RECORDS FOR THE TASK:
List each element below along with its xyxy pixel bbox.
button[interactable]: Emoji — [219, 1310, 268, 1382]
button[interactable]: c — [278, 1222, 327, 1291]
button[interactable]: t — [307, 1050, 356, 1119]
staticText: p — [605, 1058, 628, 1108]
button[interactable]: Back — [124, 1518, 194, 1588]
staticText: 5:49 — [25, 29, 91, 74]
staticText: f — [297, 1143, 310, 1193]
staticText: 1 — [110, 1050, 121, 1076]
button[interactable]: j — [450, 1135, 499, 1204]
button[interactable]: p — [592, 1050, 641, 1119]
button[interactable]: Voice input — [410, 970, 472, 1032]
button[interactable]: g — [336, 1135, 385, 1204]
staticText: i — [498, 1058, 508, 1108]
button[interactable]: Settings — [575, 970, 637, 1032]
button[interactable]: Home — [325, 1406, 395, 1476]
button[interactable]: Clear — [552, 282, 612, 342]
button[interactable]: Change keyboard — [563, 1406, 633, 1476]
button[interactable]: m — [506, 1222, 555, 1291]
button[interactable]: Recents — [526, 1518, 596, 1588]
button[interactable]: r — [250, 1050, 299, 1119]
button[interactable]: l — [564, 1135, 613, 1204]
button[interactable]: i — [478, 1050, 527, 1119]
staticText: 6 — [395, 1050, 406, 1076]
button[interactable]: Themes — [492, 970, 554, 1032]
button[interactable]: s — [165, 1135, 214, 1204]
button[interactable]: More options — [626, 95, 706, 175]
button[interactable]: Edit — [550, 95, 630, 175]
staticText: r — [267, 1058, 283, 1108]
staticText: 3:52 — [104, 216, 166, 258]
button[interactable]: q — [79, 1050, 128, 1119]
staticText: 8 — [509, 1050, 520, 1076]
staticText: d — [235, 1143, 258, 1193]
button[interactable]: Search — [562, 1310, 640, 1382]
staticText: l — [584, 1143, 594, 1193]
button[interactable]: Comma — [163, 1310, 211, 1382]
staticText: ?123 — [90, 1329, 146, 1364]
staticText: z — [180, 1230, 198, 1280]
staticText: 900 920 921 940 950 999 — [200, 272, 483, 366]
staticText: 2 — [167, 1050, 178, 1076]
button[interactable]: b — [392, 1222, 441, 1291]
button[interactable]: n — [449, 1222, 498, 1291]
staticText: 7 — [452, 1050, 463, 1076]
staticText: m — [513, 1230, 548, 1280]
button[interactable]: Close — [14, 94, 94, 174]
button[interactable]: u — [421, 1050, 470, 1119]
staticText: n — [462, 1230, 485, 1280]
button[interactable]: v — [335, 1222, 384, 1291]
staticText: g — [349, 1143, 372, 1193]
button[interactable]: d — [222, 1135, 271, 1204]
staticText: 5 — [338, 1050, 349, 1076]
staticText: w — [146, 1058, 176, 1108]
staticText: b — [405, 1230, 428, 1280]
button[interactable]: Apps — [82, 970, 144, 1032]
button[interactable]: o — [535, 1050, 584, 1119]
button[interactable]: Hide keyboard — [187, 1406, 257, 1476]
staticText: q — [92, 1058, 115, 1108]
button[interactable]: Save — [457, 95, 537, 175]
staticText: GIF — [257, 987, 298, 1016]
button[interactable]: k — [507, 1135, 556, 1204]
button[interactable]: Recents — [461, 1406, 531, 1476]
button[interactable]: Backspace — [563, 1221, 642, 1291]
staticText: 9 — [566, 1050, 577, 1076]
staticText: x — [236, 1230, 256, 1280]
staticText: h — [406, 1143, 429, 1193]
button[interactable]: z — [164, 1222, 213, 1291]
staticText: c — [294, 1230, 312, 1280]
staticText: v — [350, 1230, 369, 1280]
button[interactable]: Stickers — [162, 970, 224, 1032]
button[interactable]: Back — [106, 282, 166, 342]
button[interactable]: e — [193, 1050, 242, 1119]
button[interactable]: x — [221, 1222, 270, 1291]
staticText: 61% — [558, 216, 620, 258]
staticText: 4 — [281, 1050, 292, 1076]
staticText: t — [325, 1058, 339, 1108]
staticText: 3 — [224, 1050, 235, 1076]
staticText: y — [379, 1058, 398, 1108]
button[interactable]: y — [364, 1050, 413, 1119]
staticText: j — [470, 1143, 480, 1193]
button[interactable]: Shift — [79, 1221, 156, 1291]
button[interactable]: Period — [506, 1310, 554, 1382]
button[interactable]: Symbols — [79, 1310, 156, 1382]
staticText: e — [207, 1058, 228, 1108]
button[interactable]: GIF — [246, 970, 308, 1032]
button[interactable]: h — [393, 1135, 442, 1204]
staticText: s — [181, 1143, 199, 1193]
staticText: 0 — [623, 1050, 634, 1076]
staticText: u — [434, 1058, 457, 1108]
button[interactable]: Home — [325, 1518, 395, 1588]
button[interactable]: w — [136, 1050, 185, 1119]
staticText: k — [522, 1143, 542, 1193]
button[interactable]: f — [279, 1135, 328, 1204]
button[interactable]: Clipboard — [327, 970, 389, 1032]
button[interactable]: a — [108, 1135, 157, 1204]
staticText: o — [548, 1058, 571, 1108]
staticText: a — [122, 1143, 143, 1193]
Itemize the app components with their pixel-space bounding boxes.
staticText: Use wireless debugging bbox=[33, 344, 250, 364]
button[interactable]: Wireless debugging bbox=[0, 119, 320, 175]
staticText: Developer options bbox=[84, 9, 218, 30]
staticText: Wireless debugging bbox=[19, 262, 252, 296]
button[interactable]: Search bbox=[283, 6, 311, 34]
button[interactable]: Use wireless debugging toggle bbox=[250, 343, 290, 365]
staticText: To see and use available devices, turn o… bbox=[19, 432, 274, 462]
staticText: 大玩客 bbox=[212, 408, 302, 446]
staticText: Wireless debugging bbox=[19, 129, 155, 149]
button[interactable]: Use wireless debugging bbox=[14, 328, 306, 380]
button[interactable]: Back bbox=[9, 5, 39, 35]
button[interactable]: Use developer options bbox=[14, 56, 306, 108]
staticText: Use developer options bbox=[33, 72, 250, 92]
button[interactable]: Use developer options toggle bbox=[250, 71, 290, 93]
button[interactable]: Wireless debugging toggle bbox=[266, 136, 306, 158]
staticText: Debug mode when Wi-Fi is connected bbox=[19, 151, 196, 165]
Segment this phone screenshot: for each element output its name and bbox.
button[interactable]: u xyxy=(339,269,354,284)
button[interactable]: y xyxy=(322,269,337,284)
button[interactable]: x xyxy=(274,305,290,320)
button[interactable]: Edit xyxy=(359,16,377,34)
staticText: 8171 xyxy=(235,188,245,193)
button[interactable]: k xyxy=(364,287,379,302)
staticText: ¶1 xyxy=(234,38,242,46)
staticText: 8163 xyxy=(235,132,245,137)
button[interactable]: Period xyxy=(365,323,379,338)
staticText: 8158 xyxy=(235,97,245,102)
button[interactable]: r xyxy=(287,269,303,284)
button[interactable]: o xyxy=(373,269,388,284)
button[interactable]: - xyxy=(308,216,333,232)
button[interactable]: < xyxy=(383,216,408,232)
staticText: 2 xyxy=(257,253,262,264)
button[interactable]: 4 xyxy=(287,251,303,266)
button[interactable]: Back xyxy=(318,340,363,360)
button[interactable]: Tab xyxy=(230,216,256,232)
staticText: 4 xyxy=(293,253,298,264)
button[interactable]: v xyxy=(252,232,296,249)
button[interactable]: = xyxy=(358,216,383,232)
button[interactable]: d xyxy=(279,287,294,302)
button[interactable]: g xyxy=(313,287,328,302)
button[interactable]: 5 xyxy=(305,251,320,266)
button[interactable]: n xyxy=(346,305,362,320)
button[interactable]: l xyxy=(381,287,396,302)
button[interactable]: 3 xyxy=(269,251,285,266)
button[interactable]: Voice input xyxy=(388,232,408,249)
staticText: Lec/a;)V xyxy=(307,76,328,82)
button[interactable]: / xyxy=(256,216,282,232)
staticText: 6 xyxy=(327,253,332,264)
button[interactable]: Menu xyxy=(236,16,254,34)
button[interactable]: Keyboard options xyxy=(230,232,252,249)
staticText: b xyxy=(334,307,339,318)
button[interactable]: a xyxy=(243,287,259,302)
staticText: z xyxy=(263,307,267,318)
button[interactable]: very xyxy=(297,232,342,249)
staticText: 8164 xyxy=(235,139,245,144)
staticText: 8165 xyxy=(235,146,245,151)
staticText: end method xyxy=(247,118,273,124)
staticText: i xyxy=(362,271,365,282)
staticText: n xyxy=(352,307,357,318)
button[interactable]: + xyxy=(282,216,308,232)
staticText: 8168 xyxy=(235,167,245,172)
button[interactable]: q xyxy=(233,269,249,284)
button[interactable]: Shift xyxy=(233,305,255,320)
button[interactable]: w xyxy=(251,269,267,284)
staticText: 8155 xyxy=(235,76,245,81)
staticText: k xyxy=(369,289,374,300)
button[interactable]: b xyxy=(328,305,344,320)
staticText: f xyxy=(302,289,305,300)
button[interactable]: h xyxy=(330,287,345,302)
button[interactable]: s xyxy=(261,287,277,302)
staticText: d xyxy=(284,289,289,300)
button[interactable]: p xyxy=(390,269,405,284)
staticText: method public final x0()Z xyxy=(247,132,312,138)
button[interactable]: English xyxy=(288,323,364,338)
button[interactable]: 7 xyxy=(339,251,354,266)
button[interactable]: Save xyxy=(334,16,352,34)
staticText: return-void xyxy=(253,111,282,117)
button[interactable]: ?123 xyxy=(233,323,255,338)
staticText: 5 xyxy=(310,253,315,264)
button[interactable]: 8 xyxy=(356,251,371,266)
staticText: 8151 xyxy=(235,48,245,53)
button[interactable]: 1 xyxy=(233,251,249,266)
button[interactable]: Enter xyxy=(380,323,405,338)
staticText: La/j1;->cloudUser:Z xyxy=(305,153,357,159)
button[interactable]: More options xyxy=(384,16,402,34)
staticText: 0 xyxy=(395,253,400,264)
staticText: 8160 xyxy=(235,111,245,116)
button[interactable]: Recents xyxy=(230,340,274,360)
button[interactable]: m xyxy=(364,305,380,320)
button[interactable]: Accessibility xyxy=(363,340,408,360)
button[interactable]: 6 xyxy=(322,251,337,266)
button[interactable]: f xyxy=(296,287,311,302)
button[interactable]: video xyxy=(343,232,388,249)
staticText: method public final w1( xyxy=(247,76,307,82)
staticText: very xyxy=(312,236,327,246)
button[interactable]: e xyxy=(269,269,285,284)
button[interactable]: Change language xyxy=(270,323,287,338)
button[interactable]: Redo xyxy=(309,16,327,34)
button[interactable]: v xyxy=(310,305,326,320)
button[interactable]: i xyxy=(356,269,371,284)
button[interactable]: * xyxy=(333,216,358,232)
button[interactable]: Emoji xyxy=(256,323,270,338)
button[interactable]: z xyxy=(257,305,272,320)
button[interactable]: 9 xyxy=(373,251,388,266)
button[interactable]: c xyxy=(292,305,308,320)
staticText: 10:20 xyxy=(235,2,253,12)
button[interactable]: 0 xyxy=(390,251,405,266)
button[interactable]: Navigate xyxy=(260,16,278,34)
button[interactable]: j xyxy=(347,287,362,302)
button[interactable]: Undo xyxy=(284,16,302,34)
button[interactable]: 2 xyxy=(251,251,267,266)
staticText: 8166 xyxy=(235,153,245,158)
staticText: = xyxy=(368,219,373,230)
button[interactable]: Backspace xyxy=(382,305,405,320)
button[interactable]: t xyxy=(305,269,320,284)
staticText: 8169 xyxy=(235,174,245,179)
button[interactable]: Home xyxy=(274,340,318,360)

WHAT TO WORK ON:
Can you print the rows verbatim, from the very first one through the line that contains "button[interactable]: Voice input —", including that line?

THE RESULT:
List each element below along with its xyxy pixel bbox.
button[interactable]: Emoji — [219, 1310, 268, 1382]
button[interactable]: c — [278, 1222, 327, 1291]
button[interactable]: t — [307, 1050, 356, 1119]
staticText: p — [605, 1058, 628, 1108]
button[interactable]: Back — [124, 1518, 194, 1588]
staticText: 5:49 — [25, 29, 91, 74]
staticText: f — [297, 1143, 310, 1193]
staticText: 1 — [110, 1050, 121, 1076]
button[interactable]: j — [450, 1135, 499, 1204]
button[interactable]: p — [592, 1050, 641, 1119]
button[interactable]: Voice input — [410, 970, 472, 1032]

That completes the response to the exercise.